**Set exercise**: Render the lines below as a numbered list, skipping any blank lines and leaving out the pictures.

[Element and region data]
___
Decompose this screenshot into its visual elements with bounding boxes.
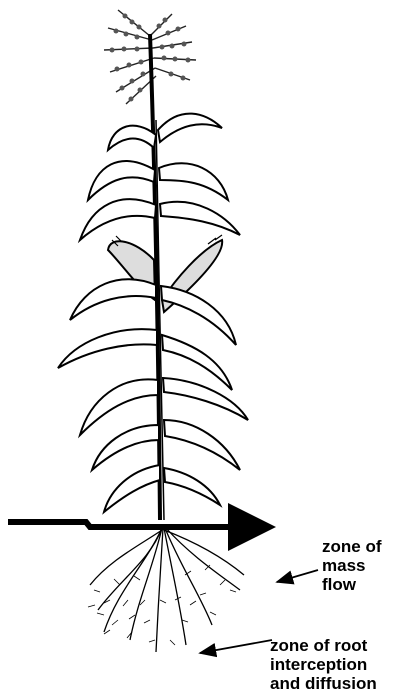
mass-flow-arrow	[277, 570, 318, 582]
leaves	[58, 114, 248, 512]
root-interception-line-1: zone of root	[270, 636, 377, 655]
root-system	[90, 528, 244, 652]
mass-flow-line-1: zone of	[322, 537, 382, 556]
mass-flow-line-2: mass	[322, 556, 382, 575]
root-interception-line-2: interception	[270, 655, 377, 674]
root-hairs	[88, 565, 236, 645]
zone-of-mass-flow-label: zone of mass flow	[322, 537, 382, 594]
mass-flow-line-3: flow	[322, 575, 382, 594]
ground-line	[8, 522, 270, 527]
zone-of-root-interception-label: zone of root interception and diffusion	[270, 636, 377, 693]
root-interception-line-3: and diffusion	[270, 674, 377, 693]
root-interception-arrow	[200, 640, 272, 653]
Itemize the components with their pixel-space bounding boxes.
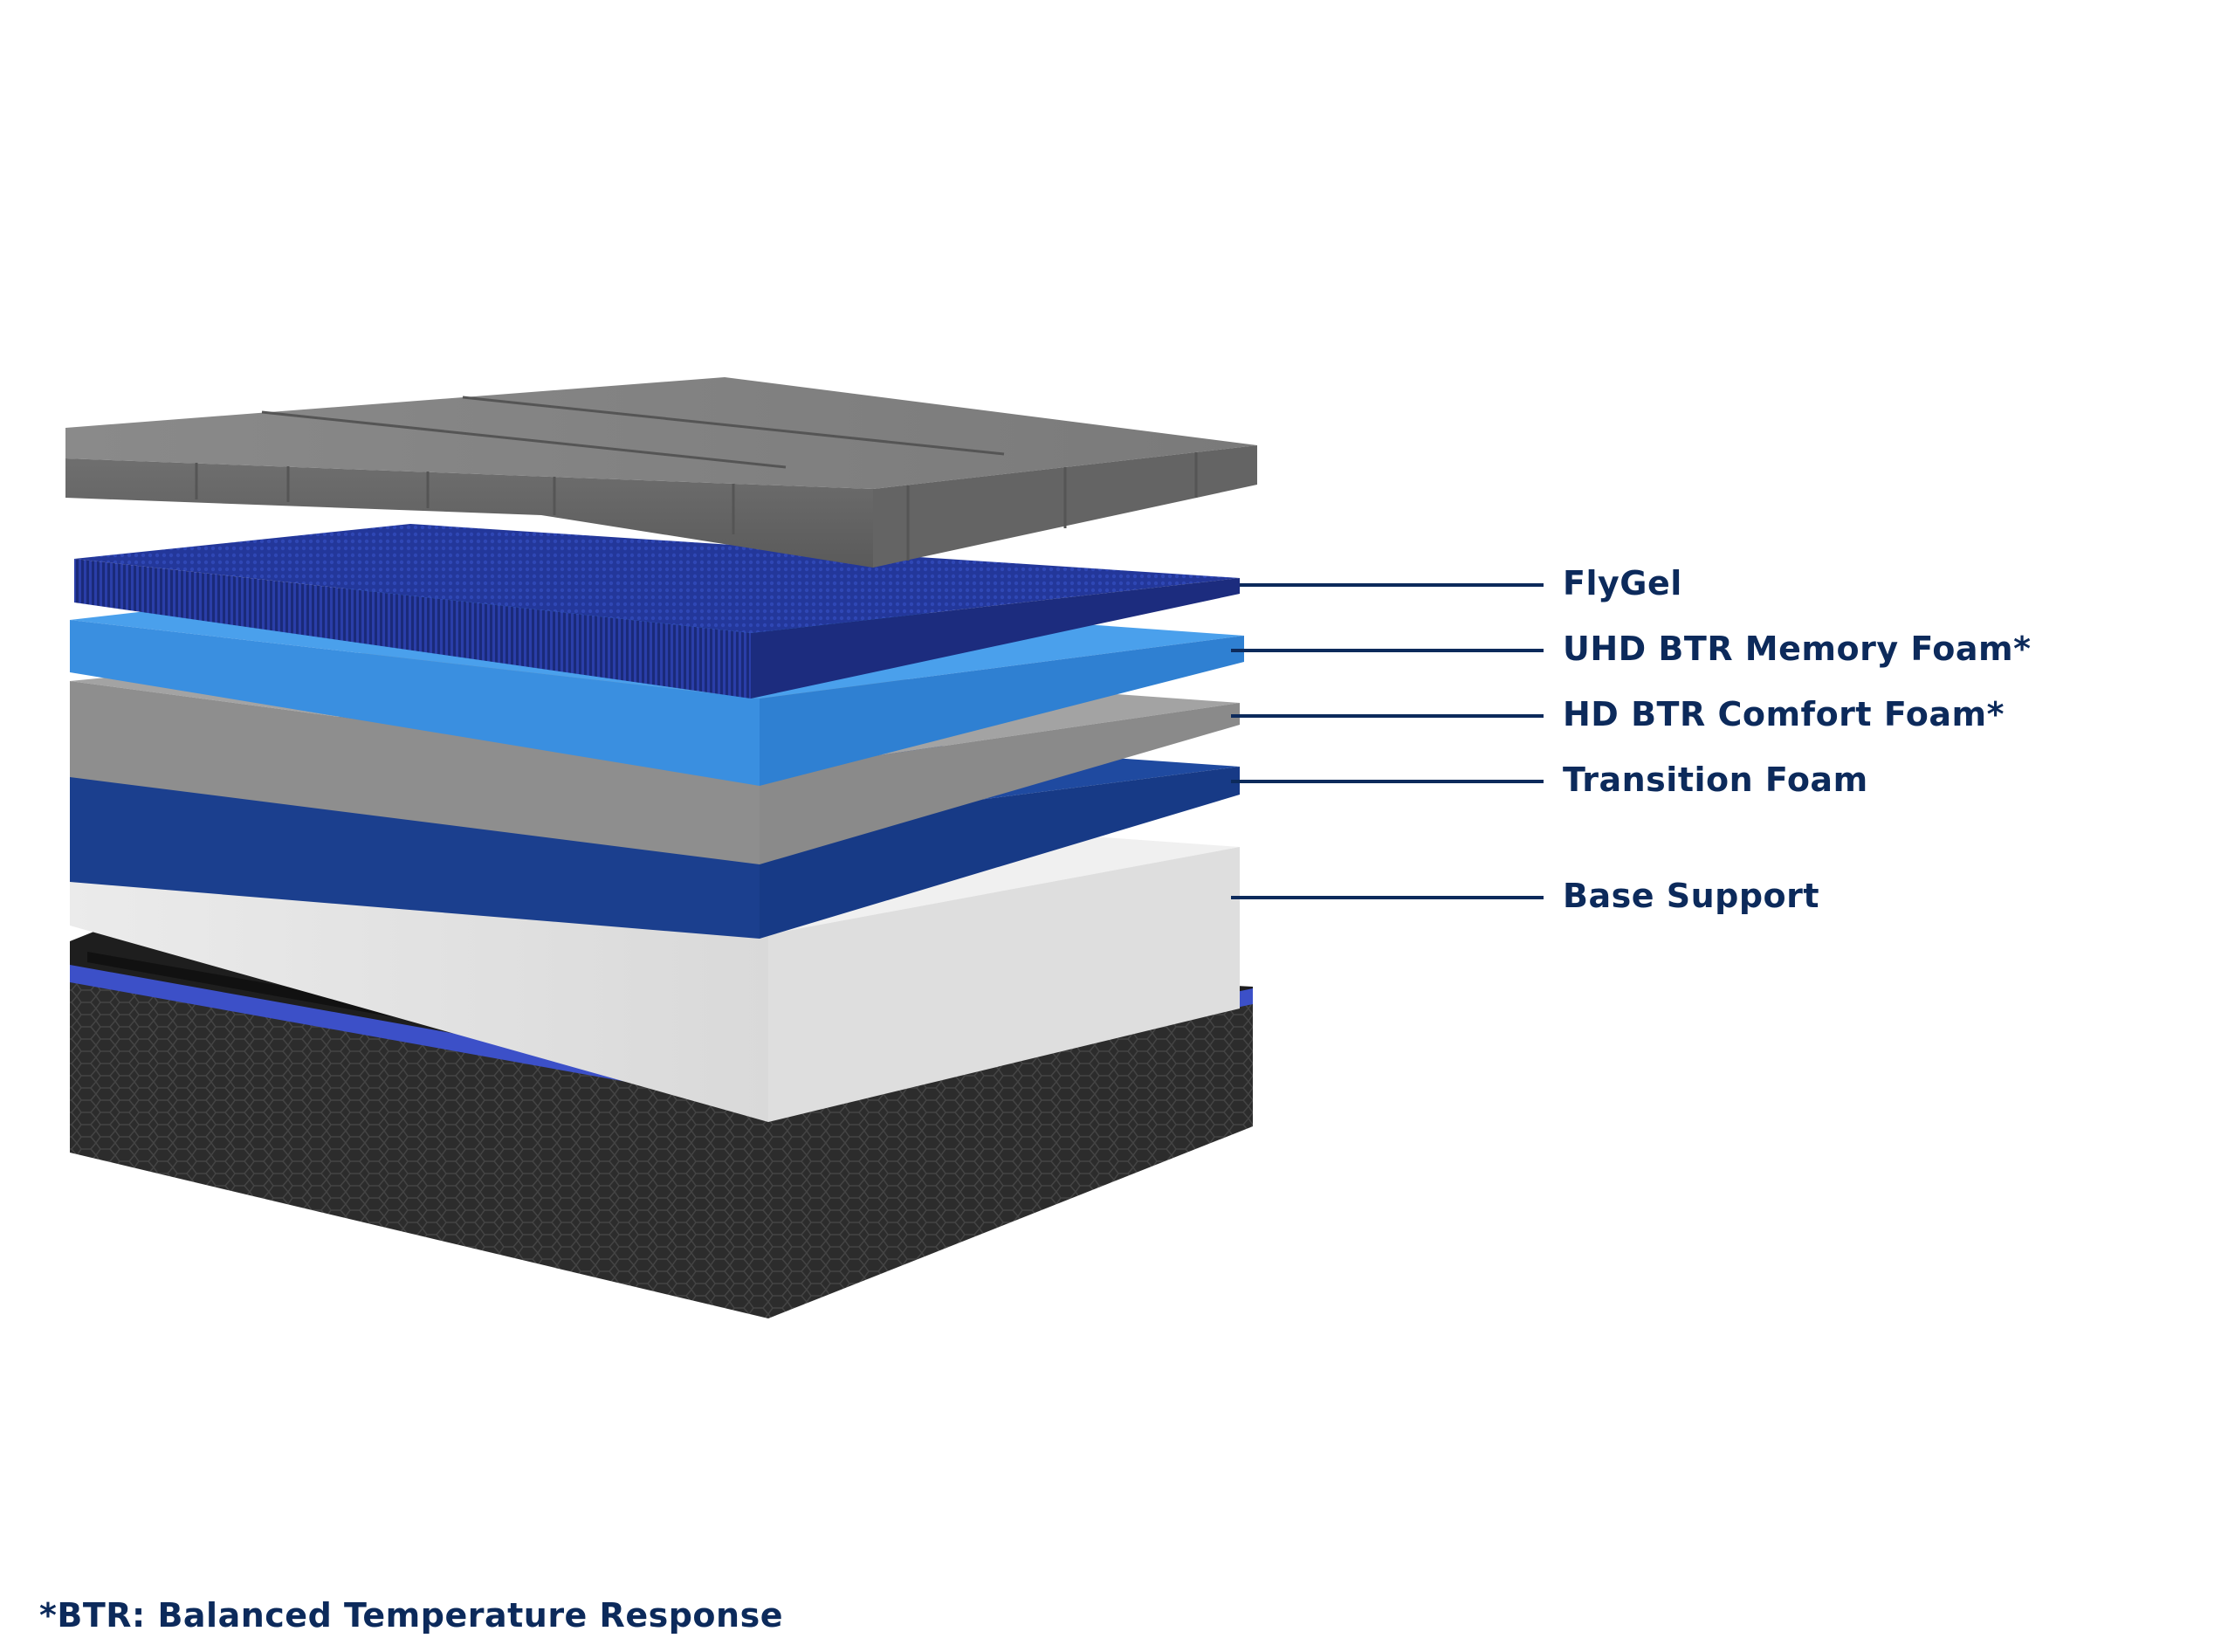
label-base-support: Base Support xyxy=(1563,877,1820,915)
label-flygel: FlyGel xyxy=(1563,564,1682,602)
quilted-cover-layer xyxy=(65,377,1257,568)
label-memory-foam: UHD BTR Memory Foam* xyxy=(1563,630,2032,668)
leader-lines xyxy=(1231,583,1544,899)
label-transition-foam: Transition Foam xyxy=(1563,761,1868,799)
footnote: *BTR: Balanced Temperature Response xyxy=(39,1596,783,1635)
label-comfort-foam: HD BTR Comfort Foam* xyxy=(1563,695,2005,733)
flygel-layer xyxy=(74,524,1240,699)
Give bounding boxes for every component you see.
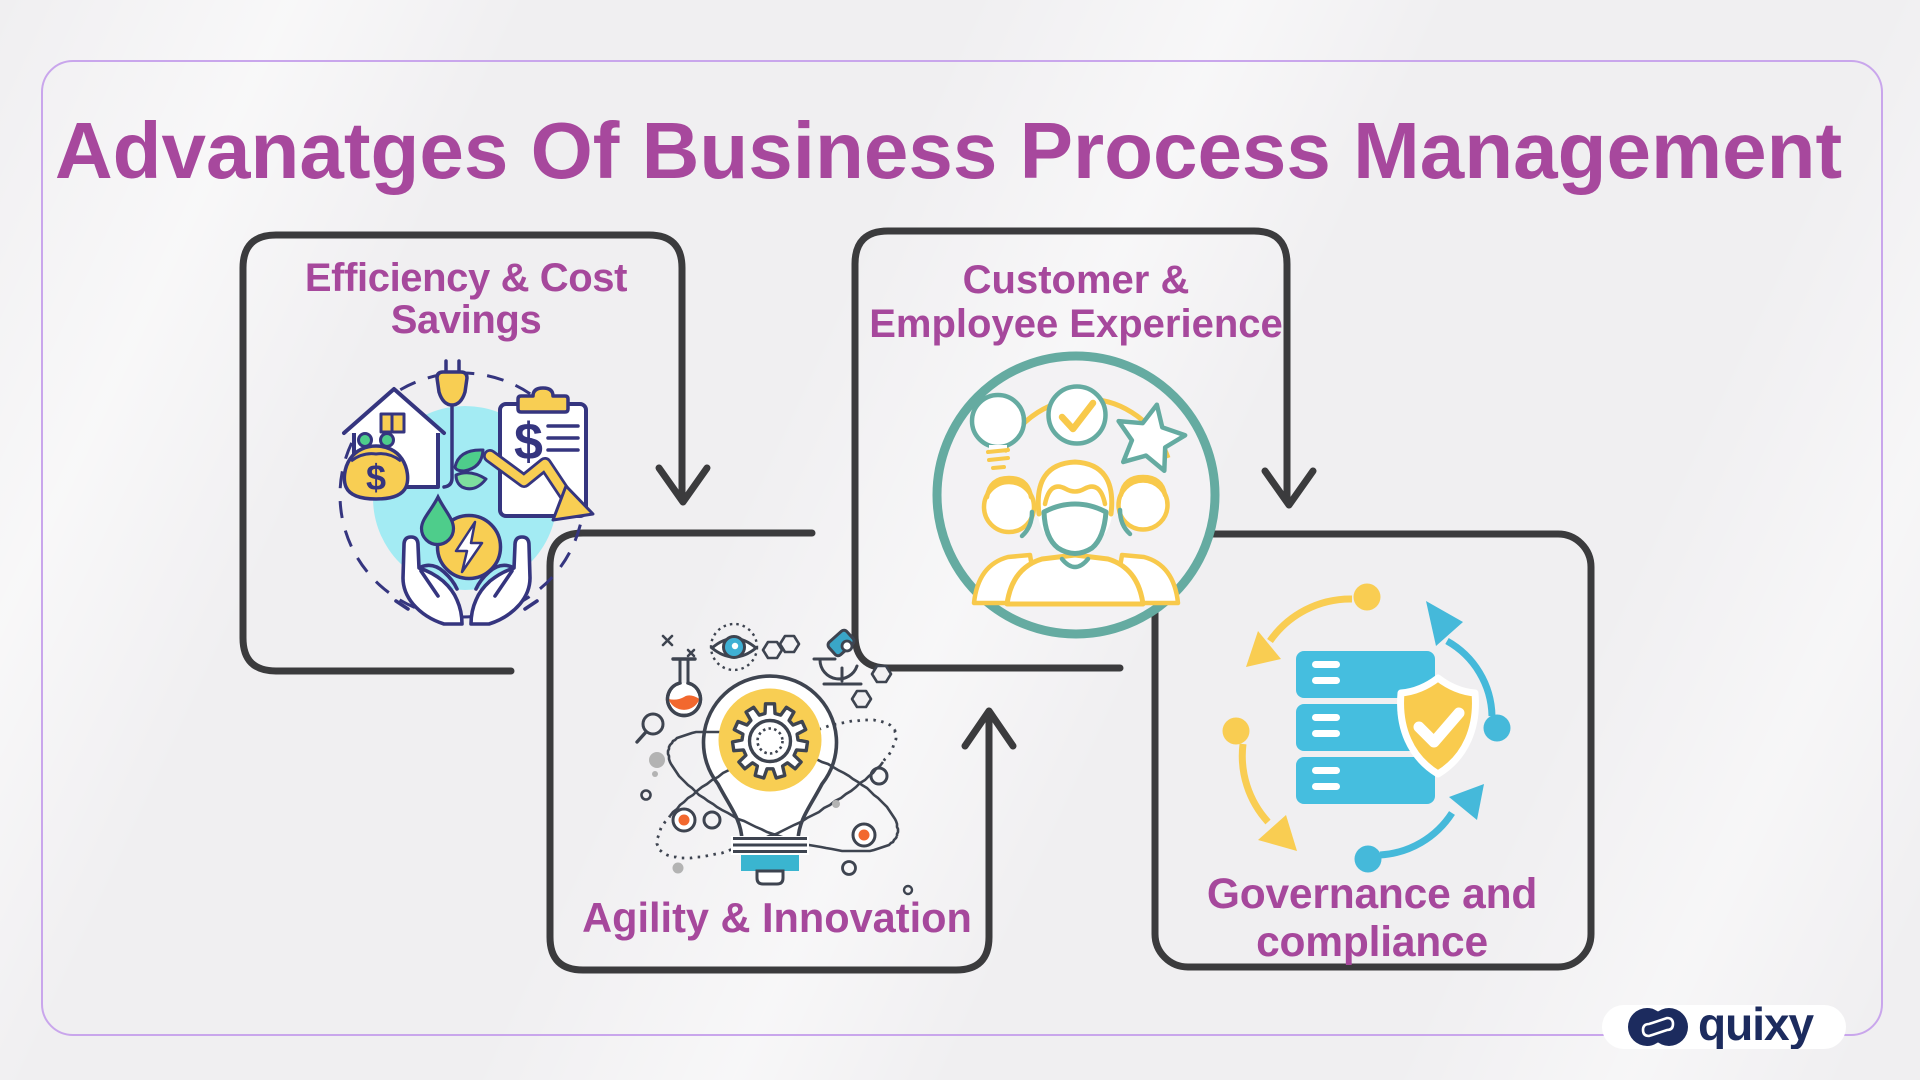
- svg-text:quixy: quixy: [1698, 1005, 1815, 1049]
- svg-text:$: $: [366, 457, 386, 498]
___
**Answer to the task**:
1. Decompose this screenshot into its visual elements with bounding boxes.
2. mass-flow-arrow	[277, 570, 318, 582]
3. leaves	[58, 114, 248, 512]
4. root-interception-line-1: zone of root	[270, 636, 377, 655]
5. root-system	[90, 528, 244, 652]
6. mass-flow-line-1: zone of	[322, 537, 382, 556]
7. mass-flow-line-2: mass	[322, 556, 382, 575]
8. root-interception-line-2: interception	[270, 655, 377, 674]
9. root-hairs	[88, 565, 236, 645]
10. zone-of-mass-flow-label: zone of mass flow	[322, 537, 382, 594]
11. mass-flow-line-3: flow	[322, 575, 382, 594]
12. ground-line	[8, 522, 270, 527]
13. zone-of-root-interception-label: zone of root interception and diffusion	[270, 636, 377, 693]
14. root-interception-line-3: and diffusion	[270, 674, 377, 693]
15. root-interception-arrow	[200, 640, 272, 653]
16. Itemize the components with their pixel-space bounding boxes.
17. label-base-support: Base Support xyxy=(1563,877,1820,915)
18. label-flygel: FlyGel xyxy=(1563,564,1682,602)
19. quilted-cover-layer xyxy=(65,377,1257,568)
20. label-memory-foam: UHD BTR Memory Foam* xyxy=(1563,630,2032,668)
21. leader-lines xyxy=(1231,583,1544,899)
22. label-transition-foam: Transition Foam xyxy=(1563,761,1868,799)
23. footnote: *BTR: Balanced Temperature Response xyxy=(39,1596,783,1635)
24. label-comfort-foam: HD BTR Comfort Foam* xyxy=(1563,695,2005,733)
25. flygel-layer xyxy=(74,524,1240,699)
26. Give bounding boxes for every component you see.
27. - svg-text:quixy: quixy: [1698, 1005, 1815, 1049]
28. - svg-text:$: $: [366, 457, 386, 498]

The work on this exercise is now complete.